# [Stated exercise]
Pull out every line below that holds the word "séances".
** start Data section **
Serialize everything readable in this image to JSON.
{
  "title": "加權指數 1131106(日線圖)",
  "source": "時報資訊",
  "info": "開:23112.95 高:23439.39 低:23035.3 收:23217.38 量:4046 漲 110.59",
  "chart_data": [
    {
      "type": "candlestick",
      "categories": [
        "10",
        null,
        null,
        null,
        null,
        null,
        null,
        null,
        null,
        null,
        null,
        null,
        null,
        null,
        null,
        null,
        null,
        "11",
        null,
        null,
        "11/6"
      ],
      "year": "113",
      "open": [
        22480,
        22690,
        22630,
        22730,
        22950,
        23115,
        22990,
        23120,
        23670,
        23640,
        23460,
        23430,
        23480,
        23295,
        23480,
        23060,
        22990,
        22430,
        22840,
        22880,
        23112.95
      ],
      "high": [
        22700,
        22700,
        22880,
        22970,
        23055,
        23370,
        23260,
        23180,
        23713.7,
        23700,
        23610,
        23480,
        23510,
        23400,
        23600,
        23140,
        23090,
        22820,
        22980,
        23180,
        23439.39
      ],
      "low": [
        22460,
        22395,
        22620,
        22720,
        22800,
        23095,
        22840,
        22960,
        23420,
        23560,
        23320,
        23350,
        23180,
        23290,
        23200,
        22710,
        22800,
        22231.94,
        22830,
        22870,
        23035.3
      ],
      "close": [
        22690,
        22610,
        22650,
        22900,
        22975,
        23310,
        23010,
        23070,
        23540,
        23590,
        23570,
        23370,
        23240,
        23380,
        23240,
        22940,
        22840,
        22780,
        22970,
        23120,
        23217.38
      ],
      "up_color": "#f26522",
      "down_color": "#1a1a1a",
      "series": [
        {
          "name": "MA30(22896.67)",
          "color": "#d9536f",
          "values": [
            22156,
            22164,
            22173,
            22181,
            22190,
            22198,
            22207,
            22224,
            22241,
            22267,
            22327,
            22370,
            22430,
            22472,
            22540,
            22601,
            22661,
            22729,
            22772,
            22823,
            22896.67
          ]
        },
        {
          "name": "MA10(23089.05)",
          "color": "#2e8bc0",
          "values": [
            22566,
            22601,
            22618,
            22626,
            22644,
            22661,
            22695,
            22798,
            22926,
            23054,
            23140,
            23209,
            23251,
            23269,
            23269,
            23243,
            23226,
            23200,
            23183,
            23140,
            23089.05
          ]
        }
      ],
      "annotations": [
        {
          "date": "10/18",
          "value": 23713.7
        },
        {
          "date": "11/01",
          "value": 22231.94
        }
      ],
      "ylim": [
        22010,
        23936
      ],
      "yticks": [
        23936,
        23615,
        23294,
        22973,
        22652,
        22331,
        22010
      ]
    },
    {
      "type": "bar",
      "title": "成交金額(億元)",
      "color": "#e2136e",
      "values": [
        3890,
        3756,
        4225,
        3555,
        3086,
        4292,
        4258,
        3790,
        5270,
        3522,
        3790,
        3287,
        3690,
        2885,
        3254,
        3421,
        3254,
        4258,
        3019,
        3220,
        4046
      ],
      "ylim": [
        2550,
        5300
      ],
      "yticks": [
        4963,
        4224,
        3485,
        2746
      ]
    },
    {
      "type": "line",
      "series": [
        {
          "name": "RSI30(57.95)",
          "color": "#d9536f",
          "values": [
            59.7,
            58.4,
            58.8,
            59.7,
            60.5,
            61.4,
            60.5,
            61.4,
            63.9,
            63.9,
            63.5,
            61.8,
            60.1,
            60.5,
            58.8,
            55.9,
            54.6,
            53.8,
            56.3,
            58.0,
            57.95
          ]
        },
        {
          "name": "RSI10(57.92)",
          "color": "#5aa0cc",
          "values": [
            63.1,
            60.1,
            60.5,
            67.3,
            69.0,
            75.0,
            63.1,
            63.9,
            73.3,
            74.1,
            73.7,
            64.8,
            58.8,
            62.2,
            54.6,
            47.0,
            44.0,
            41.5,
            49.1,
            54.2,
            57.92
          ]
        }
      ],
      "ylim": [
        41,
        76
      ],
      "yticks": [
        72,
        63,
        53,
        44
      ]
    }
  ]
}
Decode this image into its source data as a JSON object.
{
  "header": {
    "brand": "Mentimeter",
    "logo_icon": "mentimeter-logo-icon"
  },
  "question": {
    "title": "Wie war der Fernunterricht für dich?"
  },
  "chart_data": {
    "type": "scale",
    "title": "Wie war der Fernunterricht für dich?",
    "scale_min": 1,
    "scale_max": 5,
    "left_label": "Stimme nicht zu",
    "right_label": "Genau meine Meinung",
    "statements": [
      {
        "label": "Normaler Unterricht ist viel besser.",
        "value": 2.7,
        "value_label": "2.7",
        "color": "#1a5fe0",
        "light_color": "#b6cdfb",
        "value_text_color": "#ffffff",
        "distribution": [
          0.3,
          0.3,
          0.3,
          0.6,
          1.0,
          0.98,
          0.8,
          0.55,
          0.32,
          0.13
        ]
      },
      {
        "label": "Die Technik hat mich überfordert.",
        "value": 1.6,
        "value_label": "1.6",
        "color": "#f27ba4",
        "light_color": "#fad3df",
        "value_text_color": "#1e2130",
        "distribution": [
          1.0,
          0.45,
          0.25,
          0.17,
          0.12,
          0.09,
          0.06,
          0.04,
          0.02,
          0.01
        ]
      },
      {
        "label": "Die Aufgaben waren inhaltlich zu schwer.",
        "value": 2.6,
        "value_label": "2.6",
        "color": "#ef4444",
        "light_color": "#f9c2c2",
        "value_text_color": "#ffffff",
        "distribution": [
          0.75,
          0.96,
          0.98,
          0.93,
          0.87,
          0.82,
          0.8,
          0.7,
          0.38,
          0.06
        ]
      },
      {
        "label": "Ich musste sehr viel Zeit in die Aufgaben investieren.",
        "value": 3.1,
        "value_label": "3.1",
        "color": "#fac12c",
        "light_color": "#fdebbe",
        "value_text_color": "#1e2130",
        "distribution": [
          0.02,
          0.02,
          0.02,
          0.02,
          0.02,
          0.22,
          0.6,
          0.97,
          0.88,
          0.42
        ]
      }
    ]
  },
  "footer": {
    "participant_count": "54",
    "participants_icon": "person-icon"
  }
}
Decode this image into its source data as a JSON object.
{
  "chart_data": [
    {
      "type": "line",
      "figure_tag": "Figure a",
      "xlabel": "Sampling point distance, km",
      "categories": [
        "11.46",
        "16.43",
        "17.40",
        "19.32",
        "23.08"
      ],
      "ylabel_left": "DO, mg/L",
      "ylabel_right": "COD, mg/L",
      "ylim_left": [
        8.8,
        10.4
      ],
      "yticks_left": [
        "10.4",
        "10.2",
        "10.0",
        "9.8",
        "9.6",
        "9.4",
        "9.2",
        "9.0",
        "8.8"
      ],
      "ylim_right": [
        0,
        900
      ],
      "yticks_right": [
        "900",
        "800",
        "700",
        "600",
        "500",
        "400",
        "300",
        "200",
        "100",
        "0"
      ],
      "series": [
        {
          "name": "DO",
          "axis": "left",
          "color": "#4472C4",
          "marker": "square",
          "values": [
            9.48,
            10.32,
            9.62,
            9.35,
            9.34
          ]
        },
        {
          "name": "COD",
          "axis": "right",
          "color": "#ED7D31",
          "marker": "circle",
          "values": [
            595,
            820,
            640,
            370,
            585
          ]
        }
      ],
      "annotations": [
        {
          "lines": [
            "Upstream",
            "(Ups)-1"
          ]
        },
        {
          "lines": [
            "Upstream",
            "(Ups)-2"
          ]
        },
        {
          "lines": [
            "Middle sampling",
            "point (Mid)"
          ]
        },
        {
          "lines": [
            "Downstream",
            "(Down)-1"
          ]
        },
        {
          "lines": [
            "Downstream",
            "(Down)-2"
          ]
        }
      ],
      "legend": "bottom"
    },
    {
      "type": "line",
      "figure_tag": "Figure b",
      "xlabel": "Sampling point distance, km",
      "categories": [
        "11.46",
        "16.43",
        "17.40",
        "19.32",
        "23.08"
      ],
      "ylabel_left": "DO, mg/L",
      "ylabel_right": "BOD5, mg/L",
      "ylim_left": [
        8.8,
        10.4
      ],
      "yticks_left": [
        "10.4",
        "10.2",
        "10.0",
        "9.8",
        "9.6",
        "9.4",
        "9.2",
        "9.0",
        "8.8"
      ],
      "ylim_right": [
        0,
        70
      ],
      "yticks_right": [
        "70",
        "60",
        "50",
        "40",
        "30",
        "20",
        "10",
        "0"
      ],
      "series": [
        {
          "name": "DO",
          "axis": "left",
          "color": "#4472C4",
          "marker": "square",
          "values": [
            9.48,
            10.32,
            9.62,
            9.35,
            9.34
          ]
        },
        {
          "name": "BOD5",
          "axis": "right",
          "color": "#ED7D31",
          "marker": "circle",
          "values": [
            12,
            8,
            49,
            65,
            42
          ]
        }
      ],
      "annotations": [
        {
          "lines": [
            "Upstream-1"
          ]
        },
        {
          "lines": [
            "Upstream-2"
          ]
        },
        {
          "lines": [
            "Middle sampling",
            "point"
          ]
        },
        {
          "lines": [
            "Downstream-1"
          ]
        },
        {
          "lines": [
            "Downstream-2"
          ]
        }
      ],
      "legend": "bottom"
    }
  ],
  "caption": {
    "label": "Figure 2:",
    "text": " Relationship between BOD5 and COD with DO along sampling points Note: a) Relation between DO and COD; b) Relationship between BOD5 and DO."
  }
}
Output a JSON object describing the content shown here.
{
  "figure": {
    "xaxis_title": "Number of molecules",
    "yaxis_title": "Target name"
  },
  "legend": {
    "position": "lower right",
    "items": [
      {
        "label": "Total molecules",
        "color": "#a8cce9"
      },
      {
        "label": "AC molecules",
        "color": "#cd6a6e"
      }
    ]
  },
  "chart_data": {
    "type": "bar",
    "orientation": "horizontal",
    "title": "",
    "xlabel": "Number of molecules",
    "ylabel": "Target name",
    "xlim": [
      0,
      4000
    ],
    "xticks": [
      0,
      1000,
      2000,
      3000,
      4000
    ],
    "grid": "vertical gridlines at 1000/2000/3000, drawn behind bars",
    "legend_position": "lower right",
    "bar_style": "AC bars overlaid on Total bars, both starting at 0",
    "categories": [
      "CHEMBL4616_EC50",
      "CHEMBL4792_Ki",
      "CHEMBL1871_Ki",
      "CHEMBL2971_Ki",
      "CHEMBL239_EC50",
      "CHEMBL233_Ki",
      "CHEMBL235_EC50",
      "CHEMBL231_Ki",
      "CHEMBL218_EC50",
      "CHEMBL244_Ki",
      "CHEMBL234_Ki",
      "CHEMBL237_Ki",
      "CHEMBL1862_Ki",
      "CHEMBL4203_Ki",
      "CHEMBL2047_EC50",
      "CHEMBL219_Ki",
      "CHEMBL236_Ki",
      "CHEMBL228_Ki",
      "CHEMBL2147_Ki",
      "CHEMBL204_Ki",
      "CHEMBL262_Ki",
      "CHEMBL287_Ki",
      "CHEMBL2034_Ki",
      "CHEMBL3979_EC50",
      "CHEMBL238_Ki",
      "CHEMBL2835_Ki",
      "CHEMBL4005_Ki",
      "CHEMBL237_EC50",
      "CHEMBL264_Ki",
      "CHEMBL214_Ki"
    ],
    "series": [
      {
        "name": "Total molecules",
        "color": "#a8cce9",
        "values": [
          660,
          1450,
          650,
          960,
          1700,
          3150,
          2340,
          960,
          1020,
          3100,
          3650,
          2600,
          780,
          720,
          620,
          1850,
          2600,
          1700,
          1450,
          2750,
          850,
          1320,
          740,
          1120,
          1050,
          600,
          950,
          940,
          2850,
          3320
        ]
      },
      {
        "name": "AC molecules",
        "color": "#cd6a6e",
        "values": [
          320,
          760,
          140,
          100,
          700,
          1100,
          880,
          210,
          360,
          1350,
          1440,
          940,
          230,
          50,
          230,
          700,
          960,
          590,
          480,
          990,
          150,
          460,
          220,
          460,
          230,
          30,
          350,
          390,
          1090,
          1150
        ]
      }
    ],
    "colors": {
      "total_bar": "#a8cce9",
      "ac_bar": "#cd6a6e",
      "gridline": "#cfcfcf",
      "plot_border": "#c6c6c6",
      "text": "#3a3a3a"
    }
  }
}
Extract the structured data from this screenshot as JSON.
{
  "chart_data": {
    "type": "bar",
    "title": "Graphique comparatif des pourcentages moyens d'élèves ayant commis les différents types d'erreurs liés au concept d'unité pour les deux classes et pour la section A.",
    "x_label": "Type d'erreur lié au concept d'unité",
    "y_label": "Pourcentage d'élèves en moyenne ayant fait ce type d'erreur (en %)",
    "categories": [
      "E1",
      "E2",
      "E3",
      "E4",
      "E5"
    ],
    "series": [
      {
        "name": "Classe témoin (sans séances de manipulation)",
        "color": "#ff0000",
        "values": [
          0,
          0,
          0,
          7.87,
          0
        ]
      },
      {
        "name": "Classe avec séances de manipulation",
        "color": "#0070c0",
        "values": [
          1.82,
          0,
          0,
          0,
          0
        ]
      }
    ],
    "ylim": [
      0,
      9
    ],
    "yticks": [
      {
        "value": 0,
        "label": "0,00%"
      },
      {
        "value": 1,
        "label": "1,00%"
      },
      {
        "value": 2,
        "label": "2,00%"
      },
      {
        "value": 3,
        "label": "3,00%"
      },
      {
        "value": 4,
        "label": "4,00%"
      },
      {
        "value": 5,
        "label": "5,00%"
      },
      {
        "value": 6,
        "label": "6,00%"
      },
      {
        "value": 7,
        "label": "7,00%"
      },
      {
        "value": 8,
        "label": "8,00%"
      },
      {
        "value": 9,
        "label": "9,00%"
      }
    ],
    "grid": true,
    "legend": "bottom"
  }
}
** end Data section **
# [Correct result]
        "name": "Classe témoin (sans séances de manipulation)",
        "name": "Classe avec séances de manipulation",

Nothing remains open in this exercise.